> _Entries with figure data_:
--- Start ---
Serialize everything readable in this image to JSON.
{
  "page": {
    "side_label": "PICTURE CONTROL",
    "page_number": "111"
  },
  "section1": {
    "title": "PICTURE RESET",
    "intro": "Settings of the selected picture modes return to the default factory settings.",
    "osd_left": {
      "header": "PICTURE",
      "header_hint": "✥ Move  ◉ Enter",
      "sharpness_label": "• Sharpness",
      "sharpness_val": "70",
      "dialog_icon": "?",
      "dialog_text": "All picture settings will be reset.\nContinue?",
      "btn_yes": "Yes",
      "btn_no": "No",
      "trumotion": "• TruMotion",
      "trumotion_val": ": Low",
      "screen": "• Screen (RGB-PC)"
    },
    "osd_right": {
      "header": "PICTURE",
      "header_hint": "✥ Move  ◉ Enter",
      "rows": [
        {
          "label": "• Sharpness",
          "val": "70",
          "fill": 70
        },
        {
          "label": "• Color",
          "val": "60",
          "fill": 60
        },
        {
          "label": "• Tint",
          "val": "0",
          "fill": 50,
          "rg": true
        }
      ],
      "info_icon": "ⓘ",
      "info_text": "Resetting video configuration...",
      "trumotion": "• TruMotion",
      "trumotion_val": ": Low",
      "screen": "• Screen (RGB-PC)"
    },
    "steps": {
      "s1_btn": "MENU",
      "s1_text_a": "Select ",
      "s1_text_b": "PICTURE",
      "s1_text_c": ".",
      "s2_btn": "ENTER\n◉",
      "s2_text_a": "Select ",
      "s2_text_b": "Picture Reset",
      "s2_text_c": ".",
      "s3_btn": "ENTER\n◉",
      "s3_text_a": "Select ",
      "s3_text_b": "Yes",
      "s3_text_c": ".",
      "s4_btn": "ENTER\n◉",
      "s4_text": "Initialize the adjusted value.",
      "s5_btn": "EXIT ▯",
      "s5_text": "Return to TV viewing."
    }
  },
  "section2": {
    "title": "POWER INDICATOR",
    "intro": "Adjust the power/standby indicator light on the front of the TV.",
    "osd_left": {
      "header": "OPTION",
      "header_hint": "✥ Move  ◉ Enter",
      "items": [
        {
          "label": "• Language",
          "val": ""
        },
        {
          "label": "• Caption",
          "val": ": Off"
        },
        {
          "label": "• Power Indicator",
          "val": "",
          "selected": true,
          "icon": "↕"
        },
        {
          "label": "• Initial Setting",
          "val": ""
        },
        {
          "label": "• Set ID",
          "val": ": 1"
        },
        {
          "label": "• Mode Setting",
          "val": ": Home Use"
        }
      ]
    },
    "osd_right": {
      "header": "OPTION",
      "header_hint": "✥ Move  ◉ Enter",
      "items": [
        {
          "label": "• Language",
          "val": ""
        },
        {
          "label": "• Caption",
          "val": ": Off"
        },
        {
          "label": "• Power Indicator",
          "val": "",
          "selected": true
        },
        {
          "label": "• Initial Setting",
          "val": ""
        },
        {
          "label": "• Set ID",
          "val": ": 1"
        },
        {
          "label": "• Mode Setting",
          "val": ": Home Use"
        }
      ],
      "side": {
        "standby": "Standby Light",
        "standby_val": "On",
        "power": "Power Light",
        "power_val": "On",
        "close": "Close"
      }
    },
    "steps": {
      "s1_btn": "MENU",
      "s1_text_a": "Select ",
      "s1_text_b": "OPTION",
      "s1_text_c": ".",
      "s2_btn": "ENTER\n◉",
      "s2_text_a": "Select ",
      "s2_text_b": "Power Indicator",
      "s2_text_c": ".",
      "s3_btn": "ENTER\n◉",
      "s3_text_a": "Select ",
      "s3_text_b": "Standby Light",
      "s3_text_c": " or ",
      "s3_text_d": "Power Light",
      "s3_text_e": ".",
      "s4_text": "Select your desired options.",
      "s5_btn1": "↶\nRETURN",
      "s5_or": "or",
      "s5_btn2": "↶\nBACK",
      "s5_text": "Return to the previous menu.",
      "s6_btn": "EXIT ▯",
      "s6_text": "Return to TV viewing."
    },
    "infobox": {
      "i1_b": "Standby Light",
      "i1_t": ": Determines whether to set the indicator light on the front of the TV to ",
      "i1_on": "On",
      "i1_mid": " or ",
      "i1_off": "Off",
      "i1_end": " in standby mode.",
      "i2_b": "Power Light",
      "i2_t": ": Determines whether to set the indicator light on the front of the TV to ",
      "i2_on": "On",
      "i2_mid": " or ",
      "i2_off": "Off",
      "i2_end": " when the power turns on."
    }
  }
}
--- End ---
> _WHAT THE EXERCISE ASKS_:
Print all the data exactly.

> _TASK RESULT_:
Serialize everything readable in this image to JSON.
{
  "page": {
    "side_label": "PICTURE CONTROL",
    "page_number": "111"
  },
  "section1": {
    "title": "PICTURE RESET",
    "intro": "Settings of the selected picture modes return to the default factory settings.",
    "osd_left": {
      "header": "PICTURE",
      "header_hint": "✥ Move  ◉ Enter",
      "sharpness_label": "• Sharpness",
      "sharpness_val": "70",
      "dialog_icon": "?",
      "dialog_text": "All picture settings will be reset.\nContinue?",
      "btn_yes": "Yes",
      "btn_no": "No",
      "trumotion": "• TruMotion",
      "trumotion_val": ": Low",
      "screen": "• Screen (RGB-PC)"
    },
    "osd_right": {
      "header": "PICTURE",
      "header_hint": "✥ Move  ◉ Enter",
      "rows": [
        {
          "label": "• Sharpness",
          "val": "70",
          "fill": 70
        },
        {
          "label": "• Color",
          "val": "60",
          "fill": 60
        },
        {
          "label": "• Tint",
          "val": "0",
          "fill": 50,
          "rg": true
        }
      ],
      "info_icon": "ⓘ",
      "info_text": "Resetting video configuration...",
      "trumotion": "• TruMotion",
      "trumotion_val": ": Low",
      "screen": "• Screen (RGB-PC)"
    },
    "steps": {
      "s1_btn": "MENU",
      "s1_text_a": "Select ",
      "s1_text_b": "PICTURE",
      "s1_text_c": ".",
      "s2_btn": "ENTER\n◉",
      "s2_text_a": "Select ",
      "s2_text_b": "Picture Reset",
      "s2_text_c": ".",
      "s3_btn": "ENTER\n◉",
      "s3_text_a": "Select ",
      "s3_text_b": "Yes",
      "s3_text_c": ".",
      "s4_btn": "ENTER\n◉",
      "s4_text": "Initialize the adjusted value.",
      "s5_btn": "EXIT ▯",
      "s5_text": "Return to TV viewing."
    }
  },
  "section2": {
    "title": "POWER INDICATOR",
    "intro": "Adjust the power/standby indicator light on the front of the TV.",
    "osd_left": {
      "header": "OPTION",
      "header_hint": "✥ Move  ◉ Enter",
      "items": [
        {
          "label": "• Language",
          "val": ""
        },
        {
          "label": "• Caption",
          "val": ": Off"
        },
        {
          "label": "• Power Indicator",
          "val": "",
          "selected": true,
          "icon": "↕"
        },
        {
          "label": "• Initial Setting",
          "val": ""
        },
        {
          "label": "• Set ID",
          "val": ": 1"
        },
        {
          "label": "• Mode Setting",
          "val": ": Home Use"
        }
      ]
    },
    "osd_right": {
      "header": "OPTION",
      "header_hint": "✥ Move  ◉ Enter",
      "items": [
        {
          "label": "• Language",
          "val": ""
        },
        {
          "label": "• Caption",
          "val": ": Off"
        },
        {
          "label": "• Power Indicator",
          "val": "",
          "selected": true
        },
        {
          "label": "• Initial Setting",
          "val": ""
        },
        {
          "label": "• Set ID",
          "val": ": 1"
        },
        {
          "label": "• Mode Setting",
          "val": ": Home Use"
        }
      ],
      "side": {
        "standby": "Standby Light",
        "standby_val": "On",
        "power": "Power Light",
        "power_val": "On",
        "close": "Close"
      }
    },
    "steps": {
      "s1_btn": "MENU",
      "s1_text_a": "Select ",
      "s1_text_b": "OPTION",
      "s1_text_c": ".",
      "s2_btn": "ENTER\n◉",
      "s2_text_a": "Select ",
      "s2_text_b": "Power Indicator",
      "s2_text_c": ".",
      "s3_btn": "ENTER\n◉",
      "s3_text_a": "Select ",
      "s3_text_b": "Standby Light",
      "s3_text_c": " or ",
      "s3_text_d": "Power Light",
      "s3_text_e": ".",
      "s4_text": "Select your desired options.",
      "s5_btn1": "↶\nRETURN",
      "s5_or": "or",
      "s5_btn2": "↶\nBACK",
      "s5_text": "Return to the previous menu.",
      "s6_btn": "EXIT ▯",
      "s6_text": "Return to TV viewing."
    },
    "infobox": {
      "i1_b": "Standby Light",
      "i1_t": ": Determines whether to set the indicator light on the front of the TV to ",
      "i1_on": "On",
      "i1_mid": " or ",
      "i1_off": "Off",
      "i1_end": " in standby mode.",
      "i2_b": "Power Light",
      "i2_t": ": Determines whether to set the indicator light on the front of the TV to ",
      "i2_on": "On",
      "i2_mid": " or ",
      "i2_off": "Off",
      "i2_end": " when the power turns on."
    }
  }
}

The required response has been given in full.